> Supplied entries:

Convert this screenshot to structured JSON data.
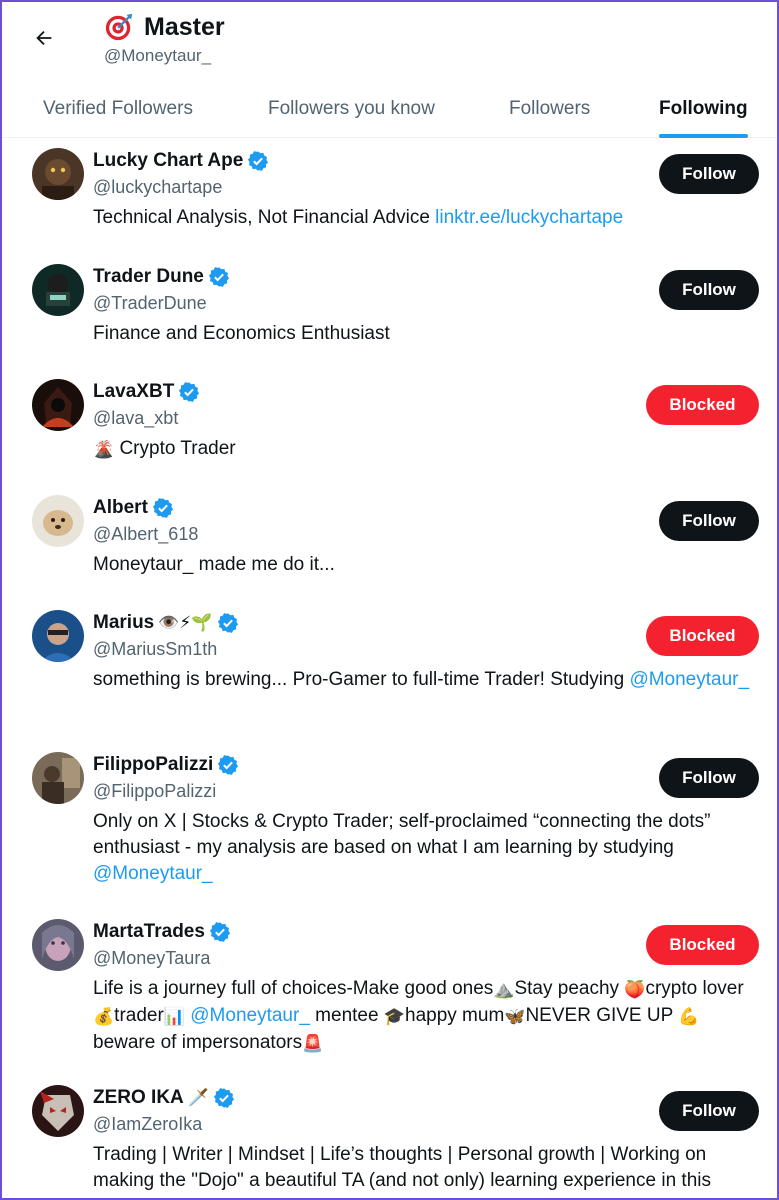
{
  "header": {
    "back_icon": "arrow-left-icon",
    "title_emoji": "target-icon",
    "title": "Master",
    "handle": "@Moneytaur_"
  },
  "tabs": [
    {
      "label": "Verified Followers",
      "active": false
    },
    {
      "label": "Followers you know",
      "active": false
    },
    {
      "label": "Followers",
      "active": false
    },
    {
      "label": "Following",
      "active": true
    }
  ],
  "colors": {
    "accent": "#1d9bf0",
    "follow_button": "#0f1419",
    "blocked_button": "#f4212e",
    "secondary_text": "#536471"
  },
  "users": [
    {
      "name": "Lucky Chart Ape",
      "name_emoji": "",
      "handle": "@luckychartape",
      "button": "Follow",
      "bio_text": "Technical Analysis, Not Financial Advice ",
      "bio_link": "linktr.ee/luckychartape"
    },
    {
      "name": "Trader Dune",
      "name_emoji": "",
      "handle": "@TraderDune",
      "button": "Follow",
      "bio_text": "Finance and Economics Enthusiast"
    },
    {
      "name": "LavaXBT",
      "name_emoji": "",
      "handle": "@lava_xbt",
      "button": "Blocked",
      "bio_emoji": "🌋",
      "bio_text": " Crypto Trader"
    },
    {
      "name": "Albert",
      "name_emoji": "",
      "handle": "@Albert_618",
      "button": "Follow",
      "bio_text": "Moneytaur_ made me do it..."
    },
    {
      "name": "Marius",
      "name_emoji": "👁️⚡🌱",
      "handle": "@MariusSm1th",
      "button": "Blocked",
      "bio_text": "something is brewing... Pro-Gamer to full-time Trader! Studying ",
      "bio_link": "@Moneytaur_"
    },
    {
      "name": "FilippoPalizzi",
      "name_emoji": "",
      "handle": "@FilippoPalizzi",
      "button": "Follow",
      "bio_text": "Only on X | Stocks & Crypto Trader; self-proclaimed “connecting the dots” enthusiast - my analysis are based on what I am learning by studying ",
      "bio_link": "@Moneytaur_"
    },
    {
      "name": "MartaTrades",
      "name_emoji": "",
      "handle": "@MoneyTaura",
      "button": "Blocked",
      "bio_part1": "Life is a journey full of choices-Make good ones",
      "bio_emoji1": "⛰️",
      "bio_part2": "Stay peachy",
      "bio_emoji2": "🍑",
      "bio_part3": "crypto lover",
      "bio_emoji3": "💰",
      "bio_part4": "trader",
      "bio_emoji4": "📊",
      "bio_link": "@Moneytaur_",
      "bio_part5": " mentee ",
      "bio_emoji5": "🎓",
      "bio_part6": "happy mum",
      "bio_emoji6": "🦋",
      "bio_part7": "NEVER GIVE UP ",
      "bio_emoji7": "💪",
      "bio_part8": "beware of impersonators",
      "bio_emoji8": "🚨"
    },
    {
      "name": "ZERO IKA",
      "name_emoji": "🗡️",
      "handle": "@IamZeroIka",
      "button": "Follow",
      "bio_text": "Trading | Writer | Mindset | Life’s thoughts | Personal growth | Working on making the \"Dojo\" a beautiful TA (and not only) learning experience in this"
    }
  ]
}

> Short task: Leave the images out, please, and restate each line word for word.

> Complete output:
Convert this screenshot to structured JSON data.
{
  "header": {
    "back_icon": "arrow-left-icon",
    "title_emoji": "target-icon",
    "title": "Master",
    "handle": "@Moneytaur_"
  },
  "tabs": [
    {
      "label": "Verified Followers",
      "active": false
    },
    {
      "label": "Followers you know",
      "active": false
    },
    {
      "label": "Followers",
      "active": false
    },
    {
      "label": "Following",
      "active": true
    }
  ],
  "colors": {
    "accent": "#1d9bf0",
    "follow_button": "#0f1419",
    "blocked_button": "#f4212e",
    "secondary_text": "#536471"
  },
  "users": [
    {
      "name": "Lucky Chart Ape",
      "name_emoji": "",
      "handle": "@luckychartape",
      "button": "Follow",
      "bio_text": "Technical Analysis, Not Financial Advice ",
      "bio_link": "linktr.ee/luckychartape"
    },
    {
      "name": "Trader Dune",
      "name_emoji": "",
      "handle": "@TraderDune",
      "button": "Follow",
      "bio_text": "Finance and Economics Enthusiast"
    },
    {
      "name": "LavaXBT",
      "name_emoji": "",
      "handle": "@lava_xbt",
      "button": "Blocked",
      "bio_emoji": "🌋",
      "bio_text": " Crypto Trader"
    },
    {
      "name": "Albert",
      "name_emoji": "",
      "handle": "@Albert_618",
      "button": "Follow",
      "bio_text": "Moneytaur_ made me do it..."
    },
    {
      "name": "Marius",
      "name_emoji": "👁️⚡🌱",
      "handle": "@MariusSm1th",
      "button": "Blocked",
      "bio_text": "something is brewing... Pro-Gamer to full-time Trader! Studying ",
      "bio_link": "@Moneytaur_"
    },
    {
      "name": "FilippoPalizzi",
      "name_emoji": "",
      "handle": "@FilippoPalizzi",
      "button": "Follow",
      "bio_text": "Only on X | Stocks & Crypto Trader; self-proclaimed “connecting the dots” enthusiast - my analysis are based on what I am learning by studying ",
      "bio_link": "@Moneytaur_"
    },
    {
      "name": "MartaTrades",
      "name_emoji": "",
      "handle": "@MoneyTaura",
      "button": "Blocked",
      "bio_part1": "Life is a journey full of choices-Make good ones",
      "bio_emoji1": "⛰️",
      "bio_part2": "Stay peachy",
      "bio_emoji2": "🍑",
      "bio_part3": "crypto lover",
      "bio_emoji3": "💰",
      "bio_part4": "trader",
      "bio_emoji4": "📊",
      "bio_link": "@Moneytaur_",
      "bio_part5": " mentee ",
      "bio_emoji5": "🎓",
      "bio_part6": "happy mum",
      "bio_emoji6": "🦋",
      "bio_part7": "NEVER GIVE UP ",
      "bio_emoji7": "💪",
      "bio_part8": "beware of impersonators",
      "bio_emoji8": "🚨"
    },
    {
      "name": "ZERO IKA",
      "name_emoji": "🗡️",
      "handle": "@IamZeroIka",
      "button": "Follow",
      "bio_text": "Trading | Writer | Mindset | Life’s thoughts | Personal growth | Working on making the \"Dojo\" a beautiful TA (and not only) learning experience in this"
    }
  ]
}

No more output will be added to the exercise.